Data extracted from a collection:
--- start ---
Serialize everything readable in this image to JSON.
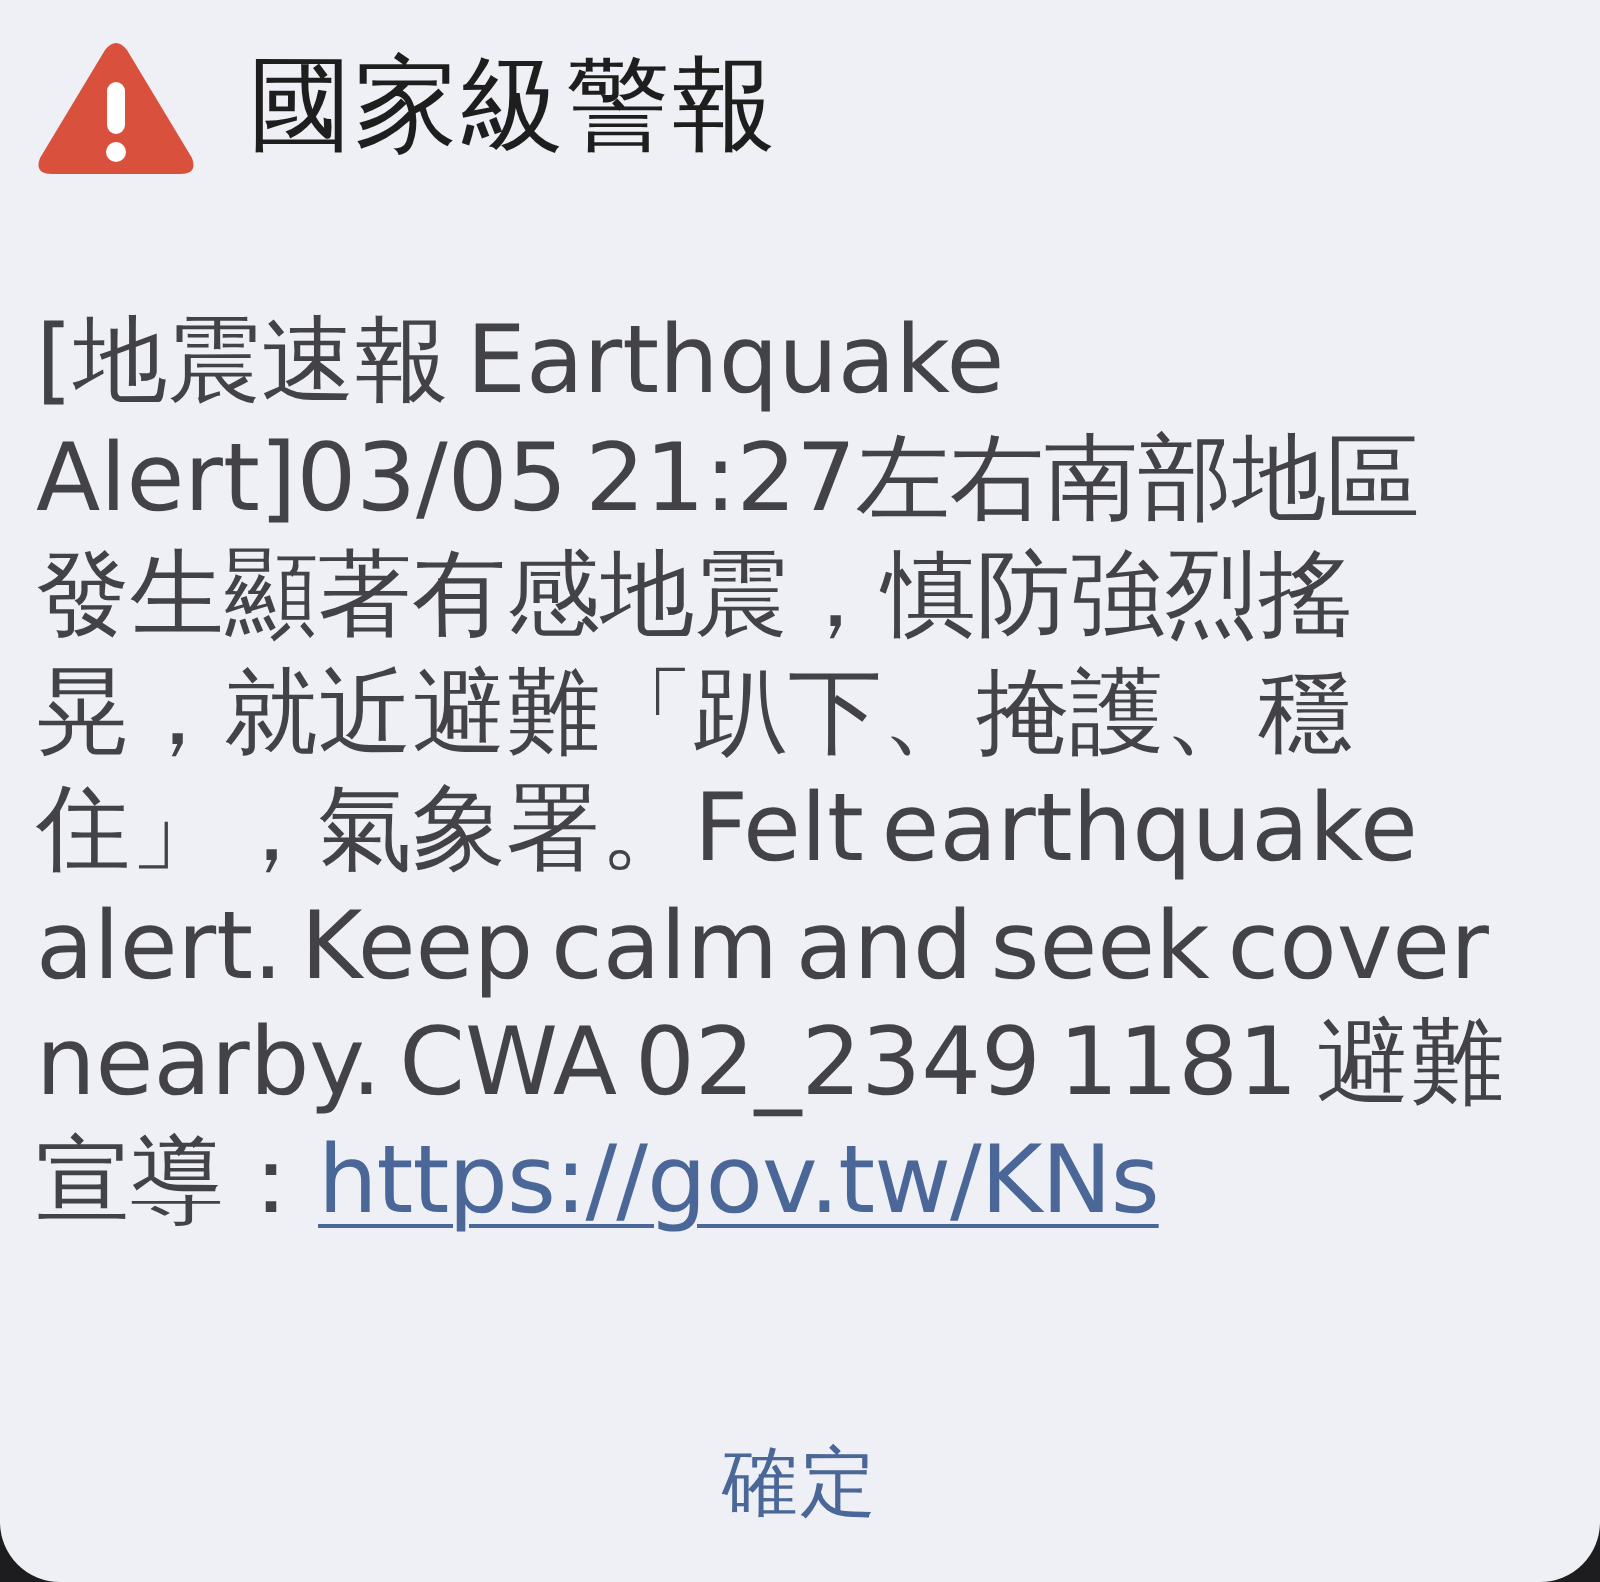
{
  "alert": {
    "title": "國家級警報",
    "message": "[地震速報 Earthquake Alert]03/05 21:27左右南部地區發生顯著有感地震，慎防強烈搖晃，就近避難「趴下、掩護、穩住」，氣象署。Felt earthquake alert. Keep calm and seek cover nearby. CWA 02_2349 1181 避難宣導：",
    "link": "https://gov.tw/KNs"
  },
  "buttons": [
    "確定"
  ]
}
--- end ---
[GIVEN REQUEST]:
Print the listing above in full, exactly as written. Omit any pictures.

[FULL SOLUTION]:
Serialize everything readable in this image to JSON.
{
  "alert": {
    "title": "國家級警報",
    "message": "[地震速報 Earthquake Alert]03/05 21:27左右南部地區發生顯著有感地震，慎防強烈搖晃，就近避難「趴下、掩護、穩住」，氣象署。Felt earthquake alert. Keep calm and seek cover nearby. CWA 02_2349 1181 避難宣導：",
    "link": "https://gov.tw/KNs"
  },
  "buttons": [
    "確定"
  ]
}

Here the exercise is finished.